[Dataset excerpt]
--------------------------------
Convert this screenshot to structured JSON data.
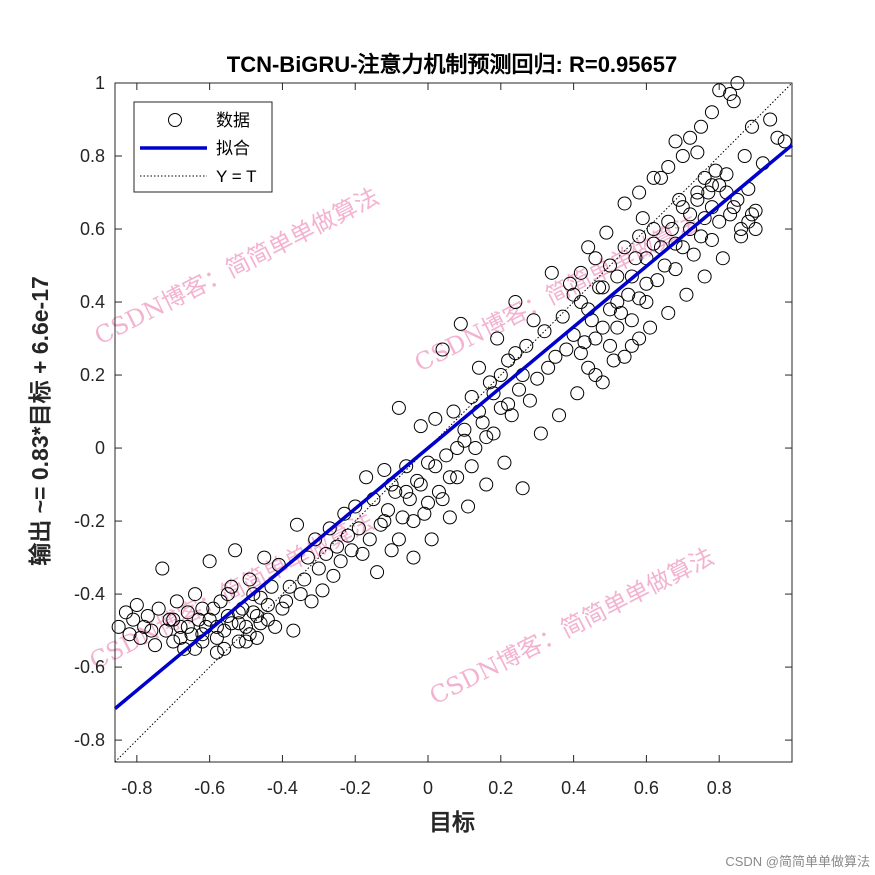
{
  "chart_data": {
    "type": "scatter",
    "title": "TCN-BiGRU-注意力机制预测回归: R=0.95657",
    "xlabel": "目标",
    "ylabel_parts": [
      "输出",
      " ~= 0.83*",
      "目标",
      " + 6.6e-17"
    ],
    "xlim": [
      -0.86,
      1.0
    ],
    "ylim": [
      -0.86,
      1.0
    ],
    "x_ticks": [
      "-0.8",
      "-0.6",
      "-0.4",
      "-0.2",
      "0",
      "0.2",
      "0.4",
      "0.6",
      "0.8"
    ],
    "y_ticks": [
      "-0.8",
      "-0.6",
      "-0.4",
      "-0.2",
      "0",
      "0.2",
      "0.4",
      "0.6",
      "0.8",
      "1"
    ],
    "fit_line": {
      "slope": 0.83,
      "intercept": 0.0,
      "color": "#0000cc"
    },
    "identity_line": {
      "slope": 1,
      "intercept": 0,
      "style": "dotted",
      "color": "#000000"
    },
    "legend": {
      "placement": "top-left",
      "entries": [
        {
          "label": "数据",
          "marker": "circle"
        },
        {
          "label": "拟合",
          "marker": "line"
        },
        {
          "label": "Y = T",
          "marker": "dotted-line"
        }
      ]
    },
    "series": [
      {
        "name": "数据",
        "marker": "open-circle",
        "points": [
          [
            -0.85,
            -0.49
          ],
          [
            -0.83,
            -0.45
          ],
          [
            -0.82,
            -0.51
          ],
          [
            -0.81,
            -0.47
          ],
          [
            -0.8,
            -0.43
          ],
          [
            -0.79,
            -0.52
          ],
          [
            -0.78,
            -0.49
          ],
          [
            -0.77,
            -0.46
          ],
          [
            -0.76,
            -0.5
          ],
          [
            -0.75,
            -0.54
          ],
          [
            -0.74,
            -0.44
          ],
          [
            -0.73,
            -0.33
          ],
          [
            -0.72,
            -0.5
          ],
          [
            -0.71,
            -0.47
          ],
          [
            -0.7,
            -0.53
          ],
          [
            -0.69,
            -0.42
          ],
          [
            -0.68,
            -0.49
          ],
          [
            -0.67,
            -0.55
          ],
          [
            -0.66,
            -0.45
          ],
          [
            -0.65,
            -0.51
          ],
          [
            -0.64,
            -0.4
          ],
          [
            -0.63,
            -0.47
          ],
          [
            -0.62,
            -0.53
          ],
          [
            -0.61,
            -0.49
          ],
          [
            -0.6,
            -0.31
          ],
          [
            -0.59,
            -0.44
          ],
          [
            -0.58,
            -0.56
          ],
          [
            -0.57,
            -0.42
          ],
          [
            -0.56,
            -0.5
          ],
          [
            -0.55,
            -0.46
          ],
          [
            -0.54,
            -0.38
          ],
          [
            -0.53,
            -0.28
          ],
          [
            -0.52,
            -0.53
          ],
          [
            -0.51,
            -0.44
          ],
          [
            -0.5,
            -0.49
          ],
          [
            -0.49,
            -0.36
          ],
          [
            -0.48,
            -0.45
          ],
          [
            -0.47,
            -0.52
          ],
          [
            -0.46,
            -0.41
          ],
          [
            -0.45,
            -0.3
          ],
          [
            -0.44,
            -0.47
          ],
          [
            -0.43,
            -0.38
          ],
          [
            -0.42,
            -0.49
          ],
          [
            -0.41,
            -0.32
          ],
          [
            -0.4,
            -0.44
          ],
          [
            -0.39,
            -0.42
          ],
          [
            -0.38,
            -0.38
          ],
          [
            -0.37,
            -0.5
          ],
          [
            -0.36,
            -0.21
          ],
          [
            -0.35,
            -0.4
          ],
          [
            -0.34,
            -0.36
          ],
          [
            -0.33,
            -0.3
          ],
          [
            -0.32,
            -0.42
          ],
          [
            -0.31,
            -0.25
          ],
          [
            -0.3,
            -0.33
          ],
          [
            -0.29,
            -0.39
          ],
          [
            -0.28,
            -0.29
          ],
          [
            -0.27,
            -0.22
          ],
          [
            -0.26,
            -0.35
          ],
          [
            -0.25,
            -0.27
          ],
          [
            -0.24,
            -0.31
          ],
          [
            -0.23,
            -0.18
          ],
          [
            -0.22,
            -0.24
          ],
          [
            -0.21,
            -0.28
          ],
          [
            -0.2,
            -0.16
          ],
          [
            -0.19,
            -0.22
          ],
          [
            -0.18,
            -0.29
          ],
          [
            -0.17,
            -0.08
          ],
          [
            -0.16,
            -0.25
          ],
          [
            -0.15,
            -0.14
          ],
          [
            -0.14,
            -0.34
          ],
          [
            -0.13,
            -0.21
          ],
          [
            -0.12,
            -0.06
          ],
          [
            -0.11,
            -0.17
          ],
          [
            -0.1,
            -0.28
          ],
          [
            -0.09,
            -0.12
          ],
          [
            -0.08,
            0.11
          ],
          [
            -0.07,
            -0.19
          ],
          [
            -0.06,
            -0.05
          ],
          [
            -0.05,
            -0.14
          ],
          [
            -0.04,
            -0.3
          ],
          [
            -0.03,
            -0.09
          ],
          [
            -0.02,
            0.06
          ],
          [
            -0.01,
            -0.18
          ],
          [
            0.0,
            -0.04
          ],
          [
            0.01,
            -0.25
          ],
          [
            0.02,
            0.08
          ],
          [
            0.03,
            -0.12
          ],
          [
            0.04,
            0.27
          ],
          [
            0.05,
            -0.02
          ],
          [
            0.06,
            -0.19
          ],
          [
            0.07,
            0.1
          ],
          [
            0.08,
            -0.08
          ],
          [
            0.09,
            0.34
          ],
          [
            0.1,
            0.02
          ],
          [
            0.11,
            -0.16
          ],
          [
            0.12,
            0.14
          ],
          [
            0.13,
            0.0
          ],
          [
            0.14,
            0.22
          ],
          [
            0.15,
            0.07
          ],
          [
            0.16,
            -0.1
          ],
          [
            0.17,
            0.18
          ],
          [
            0.18,
            0.04
          ],
          [
            0.19,
            0.3
          ],
          [
            0.2,
            0.11
          ],
          [
            0.21,
            -0.04
          ],
          [
            0.22,
            0.24
          ],
          [
            0.23,
            0.09
          ],
          [
            0.24,
            0.4
          ],
          [
            0.25,
            0.16
          ],
          [
            0.26,
            -0.11
          ],
          [
            0.27,
            0.28
          ],
          [
            0.28,
            0.13
          ],
          [
            0.29,
            0.35
          ],
          [
            0.3,
            0.19
          ],
          [
            0.31,
            0.04
          ],
          [
            0.32,
            0.32
          ],
          [
            0.33,
            0.22
          ],
          [
            0.34,
            0.48
          ],
          [
            0.35,
            0.25
          ],
          [
            0.36,
            0.09
          ],
          [
            0.37,
            0.36
          ],
          [
            0.38,
            0.27
          ],
          [
            0.39,
            0.45
          ],
          [
            0.4,
            0.31
          ],
          [
            0.41,
            0.15
          ],
          [
            0.42,
            0.4
          ],
          [
            0.43,
            0.29
          ],
          [
            0.44,
            0.55
          ],
          [
            0.45,
            0.35
          ],
          [
            0.46,
            0.2
          ],
          [
            0.47,
            0.44
          ],
          [
            0.48,
            0.33
          ],
          [
            0.49,
            0.59
          ],
          [
            0.5,
            0.38
          ],
          [
            0.51,
            0.24
          ],
          [
            0.52,
            0.47
          ],
          [
            0.53,
            0.37
          ],
          [
            0.54,
            0.67
          ],
          [
            0.55,
            0.42
          ],
          [
            0.56,
            0.28
          ],
          [
            0.57,
            0.52
          ],
          [
            0.58,
            0.41
          ],
          [
            0.59,
            0.63
          ],
          [
            0.6,
            0.45
          ],
          [
            0.61,
            0.33
          ],
          [
            0.62,
            0.56
          ],
          [
            0.63,
            0.46
          ],
          [
            0.64,
            0.74
          ],
          [
            0.65,
            0.5
          ],
          [
            0.66,
            0.37
          ],
          [
            0.67,
            0.6
          ],
          [
            0.68,
            0.49
          ],
          [
            0.69,
            0.68
          ],
          [
            0.7,
            0.55
          ],
          [
            0.71,
            0.42
          ],
          [
            0.72,
            0.64
          ],
          [
            0.73,
            0.53
          ],
          [
            0.74,
            0.81
          ],
          [
            0.75,
            0.58
          ],
          [
            0.76,
            0.47
          ],
          [
            0.77,
            0.7
          ],
          [
            0.78,
            0.57
          ],
          [
            0.79,
            0.76
          ],
          [
            0.8,
            0.62
          ],
          [
            0.81,
            0.52
          ],
          [
            0.82,
            0.75
          ],
          [
            0.83,
            0.64
          ],
          [
            0.84,
            0.95
          ],
          [
            0.85,
            0.68
          ],
          [
            0.86,
            0.6
          ],
          [
            0.87,
            0.8
          ],
          [
            0.88,
            0.71
          ],
          [
            0.89,
            0.88
          ],
          [
            0.9,
            0.65
          ],
          [
            0.92,
            0.78
          ],
          [
            0.94,
            0.9
          ],
          [
            0.96,
            0.85
          ],
          [
            0.98,
            0.84
          ],
          [
            0.85,
            1.0
          ],
          [
            0.83,
            0.97
          ],
          [
            0.8,
            0.98
          ],
          [
            0.78,
            0.92
          ],
          [
            0.75,
            0.88
          ],
          [
            0.72,
            0.85
          ],
          [
            0.7,
            0.8
          ],
          [
            0.68,
            0.84
          ],
          [
            0.66,
            0.77
          ],
          [
            0.62,
            0.74
          ],
          [
            0.58,
            0.7
          ],
          [
            -0.62,
            -0.51
          ],
          [
            -0.6,
            -0.47
          ],
          [
            -0.58,
            -0.52
          ],
          [
            -0.56,
            -0.55
          ],
          [
            -0.54,
            -0.48
          ],
          [
            -0.52,
            -0.45
          ],
          [
            -0.5,
            -0.53
          ],
          [
            -0.48,
            -0.4
          ],
          [
            -0.46,
            -0.48
          ],
          [
            -0.44,
            -0.43
          ],
          [
            -0.7,
            -0.47
          ],
          [
            -0.68,
            -0.52
          ],
          [
            -0.66,
            -0.49
          ],
          [
            -0.64,
            -0.55
          ],
          [
            -0.62,
            -0.44
          ],
          [
            -0.58,
            -0.49
          ],
          [
            -0.55,
            -0.4
          ],
          [
            -0.52,
            -0.48
          ],
          [
            -0.49,
            -0.51
          ],
          [
            -0.47,
            -0.46
          ],
          [
            -0.12,
            -0.2
          ],
          [
            -0.1,
            -0.1
          ],
          [
            -0.08,
            -0.25
          ],
          [
            -0.06,
            -0.12
          ],
          [
            -0.04,
            -0.2
          ],
          [
            -0.02,
            -0.1
          ],
          [
            0.0,
            -0.15
          ],
          [
            0.02,
            -0.05
          ],
          [
            0.04,
            -0.14
          ],
          [
            0.06,
            -0.08
          ],
          [
            0.08,
            0.0
          ],
          [
            0.1,
            0.05
          ],
          [
            0.12,
            -0.05
          ],
          [
            0.14,
            0.1
          ],
          [
            0.16,
            0.03
          ],
          [
            0.18,
            0.15
          ],
          [
            0.2,
            0.2
          ],
          [
            0.22,
            0.12
          ],
          [
            0.24,
            0.26
          ],
          [
            0.26,
            0.2
          ],
          [
            0.4,
            0.42
          ],
          [
            0.42,
            0.48
          ],
          [
            0.44,
            0.38
          ],
          [
            0.46,
            0.52
          ],
          [
            0.48,
            0.44
          ],
          [
            0.5,
            0.5
          ],
          [
            0.52,
            0.4
          ],
          [
            0.54,
            0.55
          ],
          [
            0.56,
            0.47
          ],
          [
            0.58,
            0.58
          ],
          [
            0.6,
            0.52
          ],
          [
            0.62,
            0.6
          ],
          [
            0.64,
            0.55
          ],
          [
            0.66,
            0.62
          ],
          [
            0.68,
            0.56
          ],
          [
            0.7,
            0.66
          ],
          [
            0.72,
            0.6
          ],
          [
            0.74,
            0.68
          ],
          [
            0.76,
            0.63
          ],
          [
            0.78,
            0.72
          ],
          [
            0.42,
            0.26
          ],
          [
            0.44,
            0.22
          ],
          [
            0.46,
            0.3
          ],
          [
            0.48,
            0.18
          ],
          [
            0.5,
            0.28
          ],
          [
            0.52,
            0.33
          ],
          [
            0.54,
            0.25
          ],
          [
            0.56,
            0.35
          ],
          [
            0.58,
            0.3
          ],
          [
            0.6,
            0.4
          ],
          [
            0.88,
            0.62
          ],
          [
            0.9,
            0.6
          ],
          [
            0.89,
            0.64
          ],
          [
            0.86,
            0.58
          ],
          [
            0.84,
            0.66
          ],
          [
            0.82,
            0.7
          ],
          [
            0.8,
            0.72
          ],
          [
            0.78,
            0.66
          ],
          [
            0.76,
            0.74
          ],
          [
            0.74,
            0.7
          ]
        ]
      }
    ]
  },
  "watermarks": [
    "CSDN博客：简简单单做算法",
    "CSDN博客：简简单单做算法",
    "CSDN博客：简简单单做算法",
    "CSDN博客：简简单单做算法"
  ],
  "credit": "CSDN @简简单单做算法"
}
--------------------------------
_Given problem_
For the listing above, identify each line bearing "marker".

_Written reply_
          "marker": "circle"
          "marker": "line"
          "marker": "dotted-line"
        "marker": "open-circle",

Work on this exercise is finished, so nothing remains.